Data supplied:
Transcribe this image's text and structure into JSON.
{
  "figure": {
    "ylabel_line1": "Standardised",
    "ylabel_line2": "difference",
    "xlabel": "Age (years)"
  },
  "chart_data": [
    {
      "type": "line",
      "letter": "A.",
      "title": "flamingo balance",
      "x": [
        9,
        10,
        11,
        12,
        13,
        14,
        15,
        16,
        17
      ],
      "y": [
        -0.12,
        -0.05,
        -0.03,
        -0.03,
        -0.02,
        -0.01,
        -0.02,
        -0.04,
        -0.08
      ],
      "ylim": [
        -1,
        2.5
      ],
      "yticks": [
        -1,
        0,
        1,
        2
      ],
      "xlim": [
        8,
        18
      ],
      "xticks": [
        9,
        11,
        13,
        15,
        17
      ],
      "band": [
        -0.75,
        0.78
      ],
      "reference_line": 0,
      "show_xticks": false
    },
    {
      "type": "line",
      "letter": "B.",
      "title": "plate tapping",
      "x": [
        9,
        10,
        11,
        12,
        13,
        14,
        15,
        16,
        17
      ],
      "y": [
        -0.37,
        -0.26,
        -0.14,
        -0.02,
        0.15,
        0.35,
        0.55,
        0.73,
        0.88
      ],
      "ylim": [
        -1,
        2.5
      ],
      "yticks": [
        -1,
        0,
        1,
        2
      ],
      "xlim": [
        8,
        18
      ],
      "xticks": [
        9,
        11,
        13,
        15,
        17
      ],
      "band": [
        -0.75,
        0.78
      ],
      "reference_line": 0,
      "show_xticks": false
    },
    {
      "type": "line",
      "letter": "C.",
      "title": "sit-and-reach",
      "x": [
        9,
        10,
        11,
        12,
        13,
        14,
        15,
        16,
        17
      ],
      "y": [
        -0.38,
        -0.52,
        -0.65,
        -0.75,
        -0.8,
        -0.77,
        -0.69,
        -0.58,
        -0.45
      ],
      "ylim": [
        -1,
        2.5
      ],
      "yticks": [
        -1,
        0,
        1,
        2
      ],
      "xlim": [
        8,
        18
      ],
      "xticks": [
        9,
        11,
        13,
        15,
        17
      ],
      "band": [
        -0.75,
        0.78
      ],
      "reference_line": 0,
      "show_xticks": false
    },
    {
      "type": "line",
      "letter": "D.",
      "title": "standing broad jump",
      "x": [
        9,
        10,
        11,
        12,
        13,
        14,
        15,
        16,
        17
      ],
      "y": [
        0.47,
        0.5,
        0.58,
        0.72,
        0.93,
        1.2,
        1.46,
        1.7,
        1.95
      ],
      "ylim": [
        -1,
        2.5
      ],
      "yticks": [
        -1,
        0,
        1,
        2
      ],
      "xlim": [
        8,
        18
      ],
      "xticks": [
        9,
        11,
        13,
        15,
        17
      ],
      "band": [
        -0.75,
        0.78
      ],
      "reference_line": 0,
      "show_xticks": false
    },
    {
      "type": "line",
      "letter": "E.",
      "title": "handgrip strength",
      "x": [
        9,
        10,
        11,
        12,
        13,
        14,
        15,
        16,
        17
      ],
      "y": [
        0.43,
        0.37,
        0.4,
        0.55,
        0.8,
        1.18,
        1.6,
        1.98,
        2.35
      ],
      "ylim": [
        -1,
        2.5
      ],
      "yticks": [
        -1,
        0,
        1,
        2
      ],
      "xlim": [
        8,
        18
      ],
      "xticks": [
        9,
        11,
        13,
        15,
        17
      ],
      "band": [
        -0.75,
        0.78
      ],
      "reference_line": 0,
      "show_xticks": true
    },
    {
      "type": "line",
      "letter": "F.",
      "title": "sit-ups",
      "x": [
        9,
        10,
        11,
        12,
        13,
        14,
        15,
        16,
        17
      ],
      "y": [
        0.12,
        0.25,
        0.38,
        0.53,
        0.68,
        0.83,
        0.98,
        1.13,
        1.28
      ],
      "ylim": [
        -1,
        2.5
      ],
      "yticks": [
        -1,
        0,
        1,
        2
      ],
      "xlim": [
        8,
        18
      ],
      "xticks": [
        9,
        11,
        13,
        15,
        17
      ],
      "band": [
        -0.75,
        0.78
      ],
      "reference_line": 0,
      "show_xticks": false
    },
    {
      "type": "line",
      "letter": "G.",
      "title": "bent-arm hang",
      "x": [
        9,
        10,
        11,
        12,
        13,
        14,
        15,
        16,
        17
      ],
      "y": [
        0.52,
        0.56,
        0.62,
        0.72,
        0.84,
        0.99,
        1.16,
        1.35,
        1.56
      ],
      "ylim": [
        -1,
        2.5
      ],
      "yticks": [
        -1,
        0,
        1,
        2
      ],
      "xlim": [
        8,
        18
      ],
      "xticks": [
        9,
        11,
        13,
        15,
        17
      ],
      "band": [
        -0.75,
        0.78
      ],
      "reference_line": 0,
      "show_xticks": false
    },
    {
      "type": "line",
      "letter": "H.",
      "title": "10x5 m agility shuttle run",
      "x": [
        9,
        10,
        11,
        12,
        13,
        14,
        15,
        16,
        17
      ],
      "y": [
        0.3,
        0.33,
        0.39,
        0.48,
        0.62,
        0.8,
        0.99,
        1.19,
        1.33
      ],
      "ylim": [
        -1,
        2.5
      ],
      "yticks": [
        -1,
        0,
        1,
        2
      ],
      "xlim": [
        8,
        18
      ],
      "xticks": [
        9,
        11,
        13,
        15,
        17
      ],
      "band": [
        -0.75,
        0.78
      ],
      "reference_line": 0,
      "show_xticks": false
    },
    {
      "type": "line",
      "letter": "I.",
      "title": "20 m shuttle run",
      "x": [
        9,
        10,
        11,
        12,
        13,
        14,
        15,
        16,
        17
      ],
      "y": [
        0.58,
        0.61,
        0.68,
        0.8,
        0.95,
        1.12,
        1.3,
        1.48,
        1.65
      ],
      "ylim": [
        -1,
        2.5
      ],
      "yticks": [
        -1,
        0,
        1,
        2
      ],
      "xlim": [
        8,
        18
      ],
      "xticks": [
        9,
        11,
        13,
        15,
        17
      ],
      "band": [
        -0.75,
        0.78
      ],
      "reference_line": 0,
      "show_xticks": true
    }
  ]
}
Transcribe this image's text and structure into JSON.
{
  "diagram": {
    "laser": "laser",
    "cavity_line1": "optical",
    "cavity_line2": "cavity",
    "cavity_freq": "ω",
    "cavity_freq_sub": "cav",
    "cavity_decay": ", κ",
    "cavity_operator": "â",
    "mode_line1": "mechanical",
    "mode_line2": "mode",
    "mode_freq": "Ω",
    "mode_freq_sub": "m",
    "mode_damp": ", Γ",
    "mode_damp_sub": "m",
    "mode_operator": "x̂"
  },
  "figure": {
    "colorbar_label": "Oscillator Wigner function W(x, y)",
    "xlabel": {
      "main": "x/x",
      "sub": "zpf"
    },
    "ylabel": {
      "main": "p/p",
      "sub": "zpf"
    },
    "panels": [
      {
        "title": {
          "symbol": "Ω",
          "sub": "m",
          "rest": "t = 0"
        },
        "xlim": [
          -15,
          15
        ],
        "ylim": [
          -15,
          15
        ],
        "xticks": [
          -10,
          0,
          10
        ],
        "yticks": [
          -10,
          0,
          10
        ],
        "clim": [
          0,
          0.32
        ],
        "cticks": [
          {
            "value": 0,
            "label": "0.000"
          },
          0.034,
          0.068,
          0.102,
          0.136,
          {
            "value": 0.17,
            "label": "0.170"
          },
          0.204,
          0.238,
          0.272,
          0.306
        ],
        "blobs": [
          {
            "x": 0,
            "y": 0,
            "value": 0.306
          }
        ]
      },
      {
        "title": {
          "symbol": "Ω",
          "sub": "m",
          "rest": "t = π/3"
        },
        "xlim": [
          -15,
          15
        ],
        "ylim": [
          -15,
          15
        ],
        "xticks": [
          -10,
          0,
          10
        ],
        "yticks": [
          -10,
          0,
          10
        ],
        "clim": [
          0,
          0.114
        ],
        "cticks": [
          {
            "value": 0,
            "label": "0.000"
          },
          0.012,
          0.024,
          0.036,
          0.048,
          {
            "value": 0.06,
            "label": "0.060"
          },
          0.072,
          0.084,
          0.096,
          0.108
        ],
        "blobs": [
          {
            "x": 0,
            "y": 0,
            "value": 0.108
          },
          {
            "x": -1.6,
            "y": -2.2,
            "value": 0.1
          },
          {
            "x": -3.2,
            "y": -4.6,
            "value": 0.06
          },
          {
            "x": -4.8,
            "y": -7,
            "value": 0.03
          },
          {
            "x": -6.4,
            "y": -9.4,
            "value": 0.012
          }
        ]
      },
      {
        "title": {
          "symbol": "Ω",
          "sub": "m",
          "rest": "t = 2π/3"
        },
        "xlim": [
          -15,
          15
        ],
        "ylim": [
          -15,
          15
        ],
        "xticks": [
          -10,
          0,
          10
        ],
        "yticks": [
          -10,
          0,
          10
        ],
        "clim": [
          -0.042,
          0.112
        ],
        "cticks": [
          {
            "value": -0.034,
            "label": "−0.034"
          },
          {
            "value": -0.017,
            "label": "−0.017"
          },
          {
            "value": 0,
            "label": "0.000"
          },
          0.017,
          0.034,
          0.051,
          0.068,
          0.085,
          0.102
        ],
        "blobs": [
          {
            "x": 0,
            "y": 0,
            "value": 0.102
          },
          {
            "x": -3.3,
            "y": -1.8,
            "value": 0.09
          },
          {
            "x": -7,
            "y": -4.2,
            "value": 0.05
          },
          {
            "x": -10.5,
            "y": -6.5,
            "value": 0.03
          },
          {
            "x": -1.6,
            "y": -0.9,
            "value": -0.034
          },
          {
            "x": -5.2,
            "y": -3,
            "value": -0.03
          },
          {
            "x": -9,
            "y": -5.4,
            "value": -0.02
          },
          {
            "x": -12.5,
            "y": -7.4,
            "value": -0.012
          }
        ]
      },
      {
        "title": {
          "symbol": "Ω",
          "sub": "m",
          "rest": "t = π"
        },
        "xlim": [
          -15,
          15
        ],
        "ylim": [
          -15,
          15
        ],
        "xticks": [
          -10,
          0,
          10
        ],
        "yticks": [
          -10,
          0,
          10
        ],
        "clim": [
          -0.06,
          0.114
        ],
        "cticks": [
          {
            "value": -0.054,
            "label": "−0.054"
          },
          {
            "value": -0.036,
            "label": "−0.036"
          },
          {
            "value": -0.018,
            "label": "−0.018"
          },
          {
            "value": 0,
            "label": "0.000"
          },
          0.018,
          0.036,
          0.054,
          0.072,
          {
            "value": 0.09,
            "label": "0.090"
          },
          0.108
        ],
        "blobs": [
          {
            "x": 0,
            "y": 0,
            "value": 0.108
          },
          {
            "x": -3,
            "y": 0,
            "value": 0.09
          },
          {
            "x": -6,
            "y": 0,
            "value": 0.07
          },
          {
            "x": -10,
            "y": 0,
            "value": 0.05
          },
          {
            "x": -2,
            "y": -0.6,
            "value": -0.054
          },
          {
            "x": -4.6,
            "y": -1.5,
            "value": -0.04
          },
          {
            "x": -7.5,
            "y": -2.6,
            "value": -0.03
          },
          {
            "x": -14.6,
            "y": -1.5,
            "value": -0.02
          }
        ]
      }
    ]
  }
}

What is expected:
Identify the lines of the entries containing the string "letter". Copy each such line.

Answer:
      "letter": "A.",
      "letter": "B.",
      "letter": "C.",
      "letter": "D.",
      "letter": "E.",
      "letter": "F.",
      "letter": "G.",
      "letter": "H.",
      "letter": "I.",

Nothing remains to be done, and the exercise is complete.